• SOURCE DATA:
□ □ □ □ □ □ □
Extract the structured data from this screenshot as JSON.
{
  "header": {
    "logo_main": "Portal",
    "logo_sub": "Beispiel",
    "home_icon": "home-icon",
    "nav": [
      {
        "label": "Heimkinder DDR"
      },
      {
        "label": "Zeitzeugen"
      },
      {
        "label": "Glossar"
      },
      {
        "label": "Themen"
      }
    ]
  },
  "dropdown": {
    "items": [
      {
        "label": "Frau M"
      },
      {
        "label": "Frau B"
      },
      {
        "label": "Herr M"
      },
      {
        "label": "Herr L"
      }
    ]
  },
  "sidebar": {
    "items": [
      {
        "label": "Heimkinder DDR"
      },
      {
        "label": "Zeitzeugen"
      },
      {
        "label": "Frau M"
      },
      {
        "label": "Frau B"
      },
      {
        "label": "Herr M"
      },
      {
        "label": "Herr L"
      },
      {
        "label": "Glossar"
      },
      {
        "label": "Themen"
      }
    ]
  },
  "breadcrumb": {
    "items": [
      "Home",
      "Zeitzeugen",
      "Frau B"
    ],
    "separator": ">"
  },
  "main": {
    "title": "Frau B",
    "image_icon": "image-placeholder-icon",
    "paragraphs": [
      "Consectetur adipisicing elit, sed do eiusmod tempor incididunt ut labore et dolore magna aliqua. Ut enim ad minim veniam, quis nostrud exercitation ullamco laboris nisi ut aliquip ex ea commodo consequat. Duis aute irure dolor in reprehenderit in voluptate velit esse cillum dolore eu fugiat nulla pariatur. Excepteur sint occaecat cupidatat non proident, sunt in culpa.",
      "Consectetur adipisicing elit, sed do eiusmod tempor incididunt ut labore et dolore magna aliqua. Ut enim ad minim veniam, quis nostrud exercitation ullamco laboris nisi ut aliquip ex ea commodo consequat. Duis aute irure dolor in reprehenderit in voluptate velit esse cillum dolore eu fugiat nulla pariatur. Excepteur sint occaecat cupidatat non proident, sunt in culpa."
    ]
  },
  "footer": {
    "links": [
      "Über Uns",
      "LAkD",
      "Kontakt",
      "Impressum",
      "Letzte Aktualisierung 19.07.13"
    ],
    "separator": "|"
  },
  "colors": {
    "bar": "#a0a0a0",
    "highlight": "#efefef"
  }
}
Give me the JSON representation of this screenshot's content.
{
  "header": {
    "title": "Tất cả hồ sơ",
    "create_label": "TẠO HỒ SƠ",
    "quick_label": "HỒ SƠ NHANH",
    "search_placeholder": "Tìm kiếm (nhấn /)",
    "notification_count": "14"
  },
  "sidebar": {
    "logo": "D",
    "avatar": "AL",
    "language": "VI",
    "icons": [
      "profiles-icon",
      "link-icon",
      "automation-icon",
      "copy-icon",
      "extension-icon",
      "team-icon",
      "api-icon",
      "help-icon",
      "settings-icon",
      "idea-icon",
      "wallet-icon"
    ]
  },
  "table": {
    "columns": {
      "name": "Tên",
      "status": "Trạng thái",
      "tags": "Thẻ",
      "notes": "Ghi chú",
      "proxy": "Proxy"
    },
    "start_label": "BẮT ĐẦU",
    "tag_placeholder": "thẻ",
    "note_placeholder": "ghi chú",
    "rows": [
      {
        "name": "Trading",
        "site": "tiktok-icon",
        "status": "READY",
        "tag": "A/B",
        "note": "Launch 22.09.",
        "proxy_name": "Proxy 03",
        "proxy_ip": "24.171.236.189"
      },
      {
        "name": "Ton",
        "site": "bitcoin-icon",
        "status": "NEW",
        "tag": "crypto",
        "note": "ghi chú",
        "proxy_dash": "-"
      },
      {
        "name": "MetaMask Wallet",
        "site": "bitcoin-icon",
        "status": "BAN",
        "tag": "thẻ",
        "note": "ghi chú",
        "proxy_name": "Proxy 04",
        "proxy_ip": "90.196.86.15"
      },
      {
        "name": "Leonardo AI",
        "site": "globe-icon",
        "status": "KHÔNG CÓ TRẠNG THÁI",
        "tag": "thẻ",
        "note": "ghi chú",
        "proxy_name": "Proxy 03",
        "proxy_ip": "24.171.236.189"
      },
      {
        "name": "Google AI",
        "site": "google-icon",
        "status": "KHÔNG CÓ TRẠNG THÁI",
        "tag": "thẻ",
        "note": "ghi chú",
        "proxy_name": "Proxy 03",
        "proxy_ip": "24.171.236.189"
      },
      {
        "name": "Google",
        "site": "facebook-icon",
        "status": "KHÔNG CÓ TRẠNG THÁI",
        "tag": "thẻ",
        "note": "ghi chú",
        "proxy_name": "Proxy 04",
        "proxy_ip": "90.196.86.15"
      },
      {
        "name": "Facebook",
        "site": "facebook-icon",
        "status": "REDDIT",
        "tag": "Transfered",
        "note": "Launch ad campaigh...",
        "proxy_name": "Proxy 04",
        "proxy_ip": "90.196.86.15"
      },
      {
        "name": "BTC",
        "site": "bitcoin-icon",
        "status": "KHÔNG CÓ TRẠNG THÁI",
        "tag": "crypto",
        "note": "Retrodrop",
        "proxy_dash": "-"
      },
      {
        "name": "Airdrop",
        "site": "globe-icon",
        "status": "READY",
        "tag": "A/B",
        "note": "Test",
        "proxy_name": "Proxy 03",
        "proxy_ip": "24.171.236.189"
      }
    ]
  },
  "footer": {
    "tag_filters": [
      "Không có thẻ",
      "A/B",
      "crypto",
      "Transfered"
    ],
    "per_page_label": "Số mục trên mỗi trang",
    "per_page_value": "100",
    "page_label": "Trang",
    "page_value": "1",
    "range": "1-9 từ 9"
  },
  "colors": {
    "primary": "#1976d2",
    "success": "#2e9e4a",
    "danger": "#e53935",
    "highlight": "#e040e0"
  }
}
□ □ □ □ □ □ □
Go through the data and gather every line that holds "Launch".

        "note": "Launch 22.09.",
        "note": "Launch ad campaigh...",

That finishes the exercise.